-- Start Provided data --

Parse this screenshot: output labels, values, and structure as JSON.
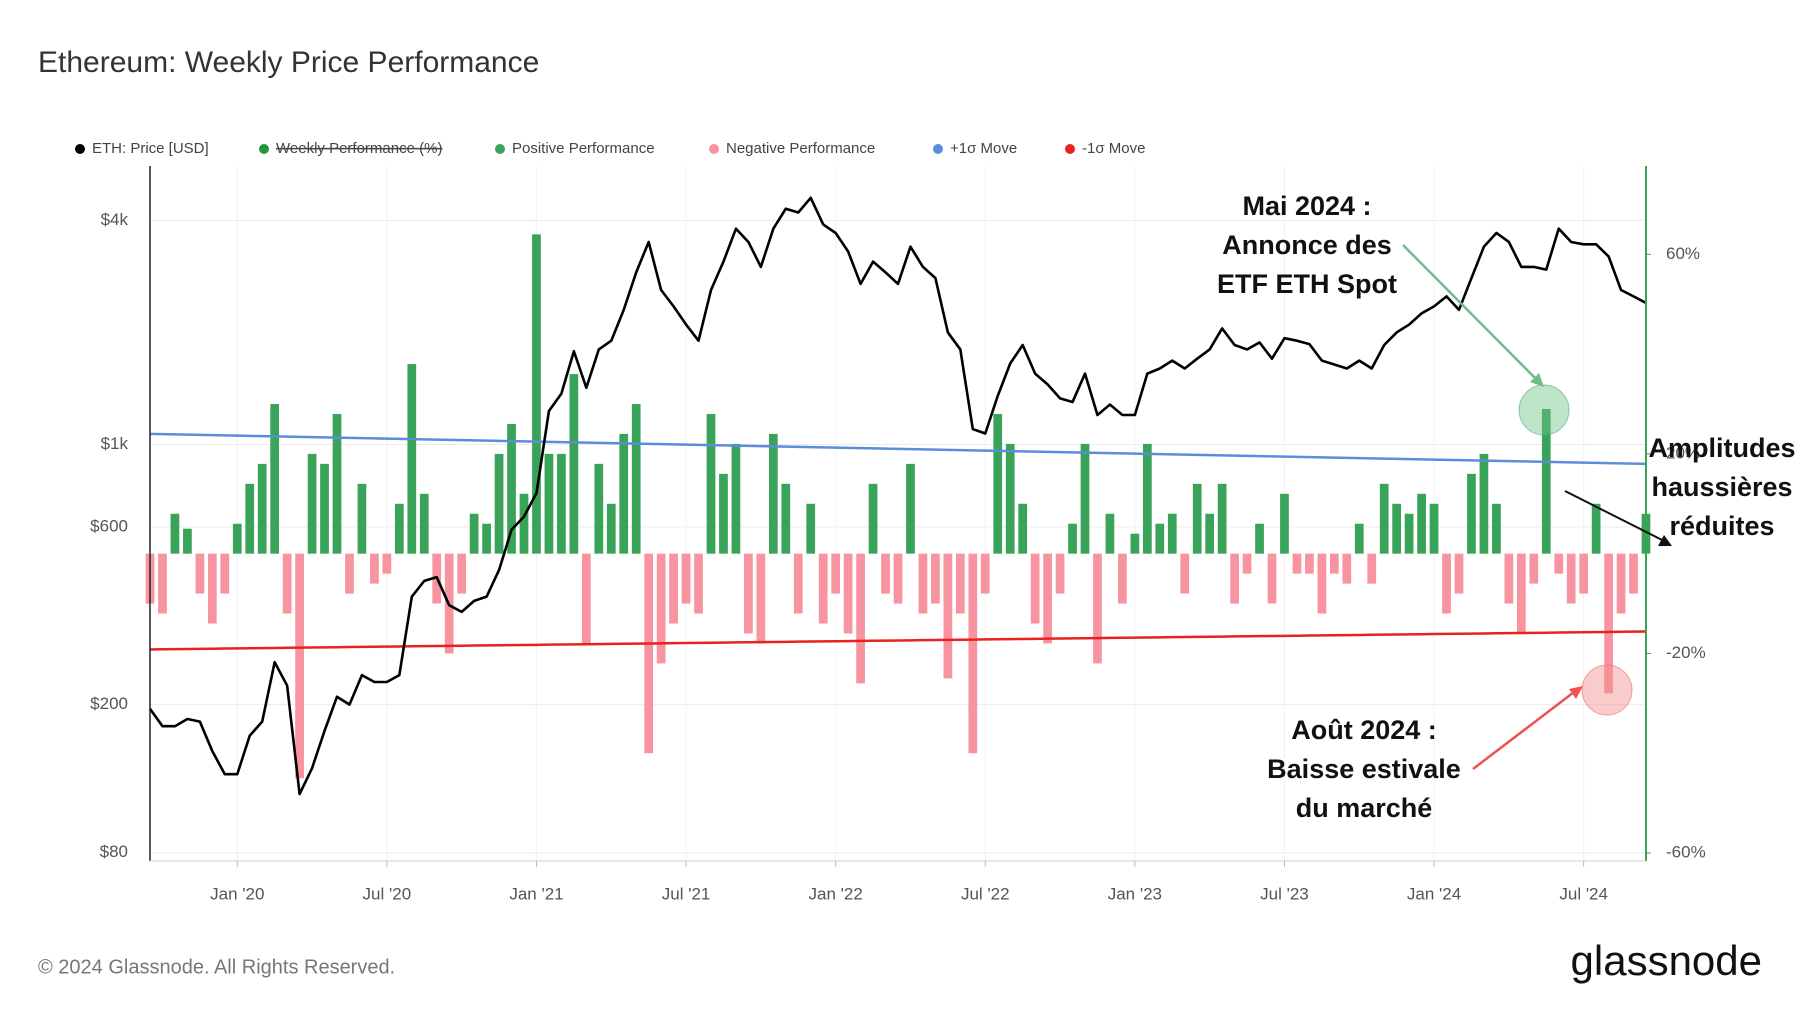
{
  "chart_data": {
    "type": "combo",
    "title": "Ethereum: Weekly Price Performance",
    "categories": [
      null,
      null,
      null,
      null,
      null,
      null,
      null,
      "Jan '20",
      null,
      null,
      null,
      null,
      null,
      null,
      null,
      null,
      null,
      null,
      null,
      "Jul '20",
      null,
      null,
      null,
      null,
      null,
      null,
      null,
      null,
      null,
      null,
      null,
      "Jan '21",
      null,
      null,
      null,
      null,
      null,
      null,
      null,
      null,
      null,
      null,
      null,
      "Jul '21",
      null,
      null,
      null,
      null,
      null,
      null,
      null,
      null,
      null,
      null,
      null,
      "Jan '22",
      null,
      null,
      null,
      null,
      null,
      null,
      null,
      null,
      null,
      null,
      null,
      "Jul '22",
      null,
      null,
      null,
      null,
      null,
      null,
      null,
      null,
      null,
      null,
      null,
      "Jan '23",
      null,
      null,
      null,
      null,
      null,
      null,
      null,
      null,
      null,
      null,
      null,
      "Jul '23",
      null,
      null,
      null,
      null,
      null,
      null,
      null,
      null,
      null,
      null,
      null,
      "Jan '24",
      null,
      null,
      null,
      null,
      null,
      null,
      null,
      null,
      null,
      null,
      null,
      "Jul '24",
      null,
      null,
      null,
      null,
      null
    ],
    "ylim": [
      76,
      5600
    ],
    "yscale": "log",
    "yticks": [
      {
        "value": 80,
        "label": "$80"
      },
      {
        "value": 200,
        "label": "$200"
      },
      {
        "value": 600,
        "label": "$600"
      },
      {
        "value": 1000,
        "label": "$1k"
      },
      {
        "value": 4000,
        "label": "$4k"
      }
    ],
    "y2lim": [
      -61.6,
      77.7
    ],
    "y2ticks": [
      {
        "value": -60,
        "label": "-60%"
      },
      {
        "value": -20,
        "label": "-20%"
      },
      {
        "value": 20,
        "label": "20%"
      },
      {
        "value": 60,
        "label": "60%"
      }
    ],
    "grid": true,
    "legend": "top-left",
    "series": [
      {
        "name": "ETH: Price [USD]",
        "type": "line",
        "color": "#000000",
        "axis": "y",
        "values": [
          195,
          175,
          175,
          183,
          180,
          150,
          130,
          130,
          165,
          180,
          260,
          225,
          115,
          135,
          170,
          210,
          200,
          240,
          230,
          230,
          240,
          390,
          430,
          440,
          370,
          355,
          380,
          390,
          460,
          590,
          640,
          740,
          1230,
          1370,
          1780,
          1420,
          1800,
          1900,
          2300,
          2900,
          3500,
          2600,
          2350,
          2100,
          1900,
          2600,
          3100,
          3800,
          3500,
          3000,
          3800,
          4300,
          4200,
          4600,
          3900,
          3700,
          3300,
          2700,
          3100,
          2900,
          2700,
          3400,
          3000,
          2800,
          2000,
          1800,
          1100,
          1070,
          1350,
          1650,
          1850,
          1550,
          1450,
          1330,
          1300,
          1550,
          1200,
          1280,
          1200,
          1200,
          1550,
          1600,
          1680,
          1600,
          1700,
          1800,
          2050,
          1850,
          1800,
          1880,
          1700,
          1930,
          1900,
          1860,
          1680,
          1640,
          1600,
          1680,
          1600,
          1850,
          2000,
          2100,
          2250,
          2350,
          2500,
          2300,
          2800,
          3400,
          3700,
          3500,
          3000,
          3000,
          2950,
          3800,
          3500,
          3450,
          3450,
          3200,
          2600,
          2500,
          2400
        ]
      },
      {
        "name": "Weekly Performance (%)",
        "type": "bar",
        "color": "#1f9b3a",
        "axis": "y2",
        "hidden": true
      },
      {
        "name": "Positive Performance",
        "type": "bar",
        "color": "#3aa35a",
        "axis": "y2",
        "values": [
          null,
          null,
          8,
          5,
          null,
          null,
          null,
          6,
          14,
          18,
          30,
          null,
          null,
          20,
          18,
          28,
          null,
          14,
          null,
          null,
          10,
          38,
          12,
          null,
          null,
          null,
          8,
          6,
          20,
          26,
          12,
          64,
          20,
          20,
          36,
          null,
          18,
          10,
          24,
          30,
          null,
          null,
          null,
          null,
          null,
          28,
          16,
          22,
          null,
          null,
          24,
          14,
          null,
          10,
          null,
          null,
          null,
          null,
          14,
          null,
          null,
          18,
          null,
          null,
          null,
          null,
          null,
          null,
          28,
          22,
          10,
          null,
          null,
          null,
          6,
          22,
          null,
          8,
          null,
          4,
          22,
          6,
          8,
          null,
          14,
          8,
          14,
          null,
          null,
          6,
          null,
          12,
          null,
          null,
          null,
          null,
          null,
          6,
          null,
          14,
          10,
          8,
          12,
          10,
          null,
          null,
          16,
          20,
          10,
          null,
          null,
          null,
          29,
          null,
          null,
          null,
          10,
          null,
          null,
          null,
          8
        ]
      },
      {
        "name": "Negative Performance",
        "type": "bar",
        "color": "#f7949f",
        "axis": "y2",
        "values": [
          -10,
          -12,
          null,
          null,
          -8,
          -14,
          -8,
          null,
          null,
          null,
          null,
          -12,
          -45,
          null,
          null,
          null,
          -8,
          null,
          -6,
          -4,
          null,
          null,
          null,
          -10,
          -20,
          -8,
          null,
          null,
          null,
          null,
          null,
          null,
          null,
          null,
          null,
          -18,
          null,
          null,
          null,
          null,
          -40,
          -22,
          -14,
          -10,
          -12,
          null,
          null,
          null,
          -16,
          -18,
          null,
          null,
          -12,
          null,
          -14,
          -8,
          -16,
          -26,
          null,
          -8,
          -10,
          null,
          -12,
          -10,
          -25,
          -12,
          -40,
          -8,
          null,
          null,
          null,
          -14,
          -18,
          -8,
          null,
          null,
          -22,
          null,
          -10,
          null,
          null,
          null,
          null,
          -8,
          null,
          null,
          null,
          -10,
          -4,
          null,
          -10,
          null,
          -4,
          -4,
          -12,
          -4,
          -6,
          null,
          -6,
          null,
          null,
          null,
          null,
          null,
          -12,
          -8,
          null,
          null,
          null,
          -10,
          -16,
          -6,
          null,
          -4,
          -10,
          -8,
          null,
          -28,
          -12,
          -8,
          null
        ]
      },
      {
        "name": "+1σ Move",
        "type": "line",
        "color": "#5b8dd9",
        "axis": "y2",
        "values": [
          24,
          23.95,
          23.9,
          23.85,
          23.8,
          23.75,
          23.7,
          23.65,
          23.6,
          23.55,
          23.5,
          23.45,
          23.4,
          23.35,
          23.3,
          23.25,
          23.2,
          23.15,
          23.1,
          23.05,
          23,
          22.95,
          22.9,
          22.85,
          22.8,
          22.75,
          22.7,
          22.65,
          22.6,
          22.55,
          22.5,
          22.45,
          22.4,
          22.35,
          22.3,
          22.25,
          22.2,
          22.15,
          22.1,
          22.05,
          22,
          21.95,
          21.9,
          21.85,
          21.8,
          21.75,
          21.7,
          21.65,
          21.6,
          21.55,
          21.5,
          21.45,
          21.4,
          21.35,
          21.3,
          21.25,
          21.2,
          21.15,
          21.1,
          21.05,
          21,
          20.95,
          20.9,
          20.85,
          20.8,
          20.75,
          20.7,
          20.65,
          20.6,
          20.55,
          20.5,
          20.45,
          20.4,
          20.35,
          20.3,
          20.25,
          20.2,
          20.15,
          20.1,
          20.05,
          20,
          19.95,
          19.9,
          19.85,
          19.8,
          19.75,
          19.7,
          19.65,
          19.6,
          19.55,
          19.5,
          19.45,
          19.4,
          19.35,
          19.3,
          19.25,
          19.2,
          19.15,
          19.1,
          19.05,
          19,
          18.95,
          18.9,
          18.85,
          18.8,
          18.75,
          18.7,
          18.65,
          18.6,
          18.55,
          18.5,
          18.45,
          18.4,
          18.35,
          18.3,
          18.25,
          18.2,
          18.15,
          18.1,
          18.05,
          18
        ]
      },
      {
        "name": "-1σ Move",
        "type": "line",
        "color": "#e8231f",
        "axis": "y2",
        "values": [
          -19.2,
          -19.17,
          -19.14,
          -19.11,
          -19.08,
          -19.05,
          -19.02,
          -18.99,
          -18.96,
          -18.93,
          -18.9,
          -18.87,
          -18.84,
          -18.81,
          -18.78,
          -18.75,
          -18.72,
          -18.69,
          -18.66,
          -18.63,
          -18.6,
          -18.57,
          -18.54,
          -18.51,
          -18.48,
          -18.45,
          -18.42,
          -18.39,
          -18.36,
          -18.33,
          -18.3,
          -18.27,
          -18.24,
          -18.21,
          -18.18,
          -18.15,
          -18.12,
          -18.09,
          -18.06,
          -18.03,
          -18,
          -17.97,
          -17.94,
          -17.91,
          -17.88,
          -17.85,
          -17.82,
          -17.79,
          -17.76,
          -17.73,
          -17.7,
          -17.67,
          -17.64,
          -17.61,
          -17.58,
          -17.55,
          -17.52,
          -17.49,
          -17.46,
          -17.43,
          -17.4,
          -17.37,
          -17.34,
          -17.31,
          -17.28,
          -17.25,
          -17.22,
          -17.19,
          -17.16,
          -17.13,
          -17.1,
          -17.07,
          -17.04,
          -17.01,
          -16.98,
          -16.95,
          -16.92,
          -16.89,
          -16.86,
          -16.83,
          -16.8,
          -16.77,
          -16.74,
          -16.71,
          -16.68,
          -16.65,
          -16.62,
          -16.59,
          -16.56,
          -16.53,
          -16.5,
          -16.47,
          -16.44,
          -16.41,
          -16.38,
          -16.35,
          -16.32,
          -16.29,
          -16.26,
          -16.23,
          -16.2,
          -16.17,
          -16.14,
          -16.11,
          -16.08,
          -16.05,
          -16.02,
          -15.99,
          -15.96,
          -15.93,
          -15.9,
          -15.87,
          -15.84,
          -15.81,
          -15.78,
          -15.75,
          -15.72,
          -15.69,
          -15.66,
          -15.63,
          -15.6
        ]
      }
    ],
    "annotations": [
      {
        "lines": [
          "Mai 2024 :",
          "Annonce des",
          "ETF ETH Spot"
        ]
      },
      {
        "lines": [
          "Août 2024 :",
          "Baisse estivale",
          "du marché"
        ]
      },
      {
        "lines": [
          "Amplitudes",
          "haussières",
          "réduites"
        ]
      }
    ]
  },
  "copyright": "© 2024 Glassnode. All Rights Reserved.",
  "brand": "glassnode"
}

-- End Provided data --

## Set task
Each line in the listing above that contains "Weekly" should be copied.

## Expected answer
    "title": "Ethereum: Weekly Price Performance",
        "name": "Weekly Performance (%)",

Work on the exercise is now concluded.